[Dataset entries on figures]
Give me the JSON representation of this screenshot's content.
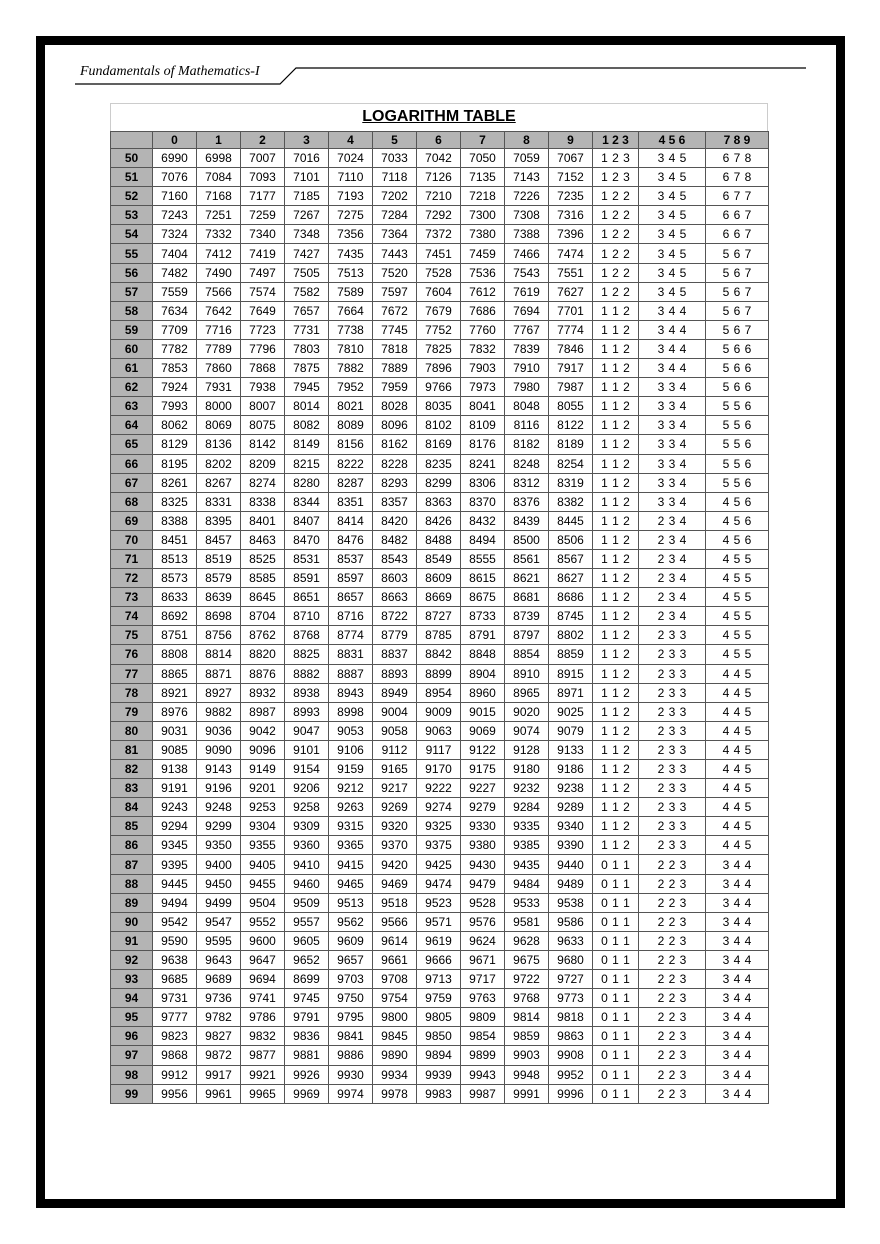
{
  "header": {
    "title": "Fundamentals of Mathematics-I"
  },
  "table": {
    "title": "LOGARITHM TABLE",
    "columns": [
      "0",
      "1",
      "2",
      "3",
      "4",
      "5",
      "6",
      "7",
      "8",
      "9",
      "1 2 3",
      "4 5 6",
      "7 8 9"
    ],
    "rows": [
      [
        50,
        6990,
        6998,
        7007,
        7016,
        7024,
        7033,
        7042,
        7050,
        7059,
        7067,
        "1 2 3",
        "3 4 5",
        "6 7 8"
      ],
      [
        51,
        7076,
        7084,
        7093,
        7101,
        7110,
        7118,
        7126,
        7135,
        7143,
        7152,
        "1 2 3",
        "3 4 5",
        "6 7 8"
      ],
      [
        52,
        7160,
        7168,
        7177,
        7185,
        7193,
        7202,
        7210,
        7218,
        7226,
        7235,
        "1 2 2",
        "3 4 5",
        "6 7 7"
      ],
      [
        53,
        7243,
        7251,
        7259,
        7267,
        7275,
        7284,
        7292,
        7300,
        7308,
        7316,
        "1 2 2",
        "3 4 5",
        "6 6 7"
      ],
      [
        54,
        7324,
        7332,
        7340,
        7348,
        7356,
        7364,
        7372,
        7380,
        7388,
        7396,
        "1 2 2",
        "3 4 5",
        "6 6 7"
      ],
      [
        55,
        7404,
        7412,
        7419,
        7427,
        7435,
        7443,
        7451,
        7459,
        7466,
        7474,
        "1 2 2",
        "3 4 5",
        "5 6 7"
      ],
      [
        56,
        7482,
        7490,
        7497,
        7505,
        7513,
        7520,
        7528,
        7536,
        7543,
        7551,
        "1 2 2",
        "3 4 5",
        "5 6 7"
      ],
      [
        57,
        7559,
        7566,
        7574,
        7582,
        7589,
        7597,
        7604,
        7612,
        7619,
        7627,
        "1 2 2",
        "3 4 5",
        "5 6 7"
      ],
      [
        58,
        7634,
        7642,
        7649,
        7657,
        7664,
        7672,
        7679,
        7686,
        7694,
        7701,
        "1 1 2",
        "3 4 4",
        "5 6 7"
      ],
      [
        59,
        7709,
        7716,
        7723,
        7731,
        7738,
        7745,
        7752,
        7760,
        7767,
        7774,
        "1 1 2",
        "3 4 4",
        "5 6 7"
      ],
      [
        60,
        7782,
        7789,
        7796,
        7803,
        7810,
        7818,
        7825,
        7832,
        7839,
        7846,
        "1 1 2",
        "3 4 4",
        "5 6 6"
      ],
      [
        61,
        7853,
        7860,
        7868,
        7875,
        7882,
        7889,
        7896,
        7903,
        7910,
        7917,
        "1 1 2",
        "3 4 4",
        "5 6 6"
      ],
      [
        62,
        7924,
        7931,
        7938,
        7945,
        7952,
        7959,
        9766,
        7973,
        7980,
        7987,
        "1 1 2",
        "3 3 4",
        "5 6 6"
      ],
      [
        63,
        7993,
        8000,
        8007,
        8014,
        8021,
        8028,
        8035,
        8041,
        8048,
        8055,
        "1 1 2",
        "3 3 4",
        "5 5 6"
      ],
      [
        64,
        8062,
        8069,
        8075,
        8082,
        8089,
        8096,
        8102,
        8109,
        8116,
        8122,
        "1 1 2",
        "3 3 4",
        "5 5 6"
      ],
      [
        65,
        8129,
        8136,
        8142,
        8149,
        8156,
        8162,
        8169,
        8176,
        8182,
        8189,
        "1 1 2",
        "3 3 4",
        "5 5 6"
      ],
      [
        66,
        8195,
        8202,
        8209,
        8215,
        8222,
        8228,
        8235,
        8241,
        8248,
        8254,
        "1 1 2",
        "3 3 4",
        "5 5 6"
      ],
      [
        67,
        8261,
        8267,
        8274,
        8280,
        8287,
        8293,
        8299,
        8306,
        8312,
        8319,
        "1 1 2",
        "3 3 4",
        "5 5 6"
      ],
      [
        68,
        8325,
        8331,
        8338,
        8344,
        8351,
        8357,
        8363,
        8370,
        8376,
        8382,
        "1 1 2",
        "3 3 4",
        "4 5 6"
      ],
      [
        69,
        8388,
        8395,
        8401,
        8407,
        8414,
        8420,
        8426,
        8432,
        8439,
        8445,
        "1 1 2",
        "2 3 4",
        "4 5 6"
      ],
      [
        70,
        8451,
        8457,
        8463,
        8470,
        8476,
        8482,
        8488,
        8494,
        8500,
        8506,
        "1 1 2",
        "2 3 4",
        "4 5 6"
      ],
      [
        71,
        8513,
        8519,
        8525,
        8531,
        8537,
        8543,
        8549,
        8555,
        8561,
        8567,
        "1 1 2",
        "2 3 4",
        "4 5 5"
      ],
      [
        72,
        8573,
        8579,
        8585,
        8591,
        8597,
        8603,
        8609,
        8615,
        8621,
        8627,
        "1 1 2",
        "2 3 4",
        "4 5 5"
      ],
      [
        73,
        8633,
        8639,
        8645,
        8651,
        8657,
        8663,
        8669,
        8675,
        8681,
        8686,
        "1 1 2",
        "2 3 4",
        "4 5 5"
      ],
      [
        74,
        8692,
        8698,
        8704,
        8710,
        8716,
        8722,
        8727,
        8733,
        8739,
        8745,
        "1 1 2",
        "2 3 4",
        "4 5 5"
      ],
      [
        75,
        8751,
        8756,
        8762,
        8768,
        8774,
        8779,
        8785,
        8791,
        8797,
        8802,
        "1 1 2",
        "2 3 3",
        "4 5 5"
      ],
      [
        76,
        8808,
        8814,
        8820,
        8825,
        8831,
        8837,
        8842,
        8848,
        8854,
        8859,
        "1 1 2",
        "2 3 3",
        "4 5 5"
      ],
      [
        77,
        8865,
        8871,
        8876,
        8882,
        8887,
        8893,
        8899,
        8904,
        8910,
        8915,
        "1 1 2",
        "2 3 3",
        "4 4 5"
      ],
      [
        78,
        8921,
        8927,
        8932,
        8938,
        8943,
        8949,
        8954,
        8960,
        8965,
        8971,
        "1 1 2",
        "2 3 3",
        "4 4 5"
      ],
      [
        79,
        8976,
        9882,
        8987,
        8993,
        8998,
        9004,
        9009,
        9015,
        9020,
        9025,
        "1 1 2",
        "2 3 3",
        "4 4 5"
      ],
      [
        80,
        9031,
        9036,
        9042,
        9047,
        9053,
        9058,
        9063,
        9069,
        9074,
        9079,
        "1 1 2",
        "2 3 3",
        "4 4 5"
      ],
      [
        81,
        9085,
        9090,
        9096,
        9101,
        9106,
        9112,
        9117,
        9122,
        9128,
        9133,
        "1 1 2",
        "2 3 3",
        "4 4 5"
      ],
      [
        82,
        9138,
        9143,
        9149,
        9154,
        9159,
        9165,
        9170,
        9175,
        9180,
        9186,
        "1 1 2",
        "2 3 3",
        "4 4 5"
      ],
      [
        83,
        9191,
        9196,
        9201,
        9206,
        9212,
        9217,
        9222,
        9227,
        9232,
        9238,
        "1 1 2",
        "2 3 3",
        "4 4 5"
      ],
      [
        84,
        9243,
        9248,
        9253,
        9258,
        9263,
        9269,
        9274,
        9279,
        9284,
        9289,
        "1 1 2",
        "2 3 3",
        "4 4 5"
      ],
      [
        85,
        9294,
        9299,
        9304,
        9309,
        9315,
        9320,
        9325,
        9330,
        9335,
        9340,
        "1 1 2",
        "2 3 3",
        "4 4 5"
      ],
      [
        86,
        9345,
        9350,
        9355,
        9360,
        9365,
        9370,
        9375,
        9380,
        9385,
        9390,
        "1 1 2",
        "2 3 3",
        "4 4 5"
      ],
      [
        87,
        9395,
        9400,
        9405,
        9410,
        9415,
        9420,
        9425,
        9430,
        9435,
        9440,
        "0 1 1",
        "2 2 3",
        "3 4 4"
      ],
      [
        88,
        9445,
        9450,
        9455,
        9460,
        9465,
        9469,
        9474,
        9479,
        9484,
        9489,
        "0 1 1",
        "2 2 3",
        "3 4 4"
      ],
      [
        89,
        9494,
        9499,
        9504,
        9509,
        9513,
        9518,
        9523,
        9528,
        9533,
        9538,
        "0 1 1",
        "2 2 3",
        "3 4 4"
      ],
      [
        90,
        9542,
        9547,
        9552,
        9557,
        9562,
        9566,
        9571,
        9576,
        9581,
        9586,
        "0 1 1",
        "2 2 3",
        "3 4 4"
      ],
      [
        91,
        9590,
        9595,
        9600,
        9605,
        9609,
        9614,
        9619,
        9624,
        9628,
        9633,
        "0 1 1",
        "2 2 3",
        "3 4 4"
      ],
      [
        92,
        9638,
        9643,
        9647,
        9652,
        9657,
        9661,
        9666,
        9671,
        9675,
        9680,
        "0 1 1",
        "2 2 3",
        "3 4 4"
      ],
      [
        93,
        9685,
        9689,
        9694,
        8699,
        9703,
        9708,
        9713,
        9717,
        9722,
        9727,
        "0 1 1",
        "2 2 3",
        "3 4 4"
      ],
      [
        94,
        9731,
        9736,
        9741,
        9745,
        9750,
        9754,
        9759,
        9763,
        9768,
        9773,
        "0 1 1",
        "2 2 3",
        "3 4 4"
      ],
      [
        95,
        9777,
        9782,
        9786,
        9791,
        9795,
        9800,
        9805,
        9809,
        9814,
        9818,
        "0 1 1",
        "2 2 3",
        "3 4 4"
      ],
      [
        96,
        9823,
        9827,
        9832,
        9836,
        9841,
        9845,
        9850,
        9854,
        9859,
        9863,
        "0 1 1",
        "2 2 3",
        "3 4 4"
      ],
      [
        97,
        9868,
        9872,
        9877,
        9881,
        9886,
        9890,
        9894,
        9899,
        9903,
        9908,
        "0 1 1",
        "2 2 3",
        "3 4 4"
      ],
      [
        98,
        9912,
        9917,
        9921,
        9926,
        9930,
        9934,
        9939,
        9943,
        9948,
        9952,
        "0 1 1",
        "2 2 3",
        "3 4 4"
      ],
      [
        99,
        9956,
        9961,
        9965,
        9969,
        9974,
        9978,
        9983,
        9987,
        9991,
        9996,
        "0 1 1",
        "2 2 3",
        "3 4 4"
      ]
    ]
  }
}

§ Given task:
Report the number of lines in the listing that include the string "title"; give nothing but the number.

§ Exercise response:
2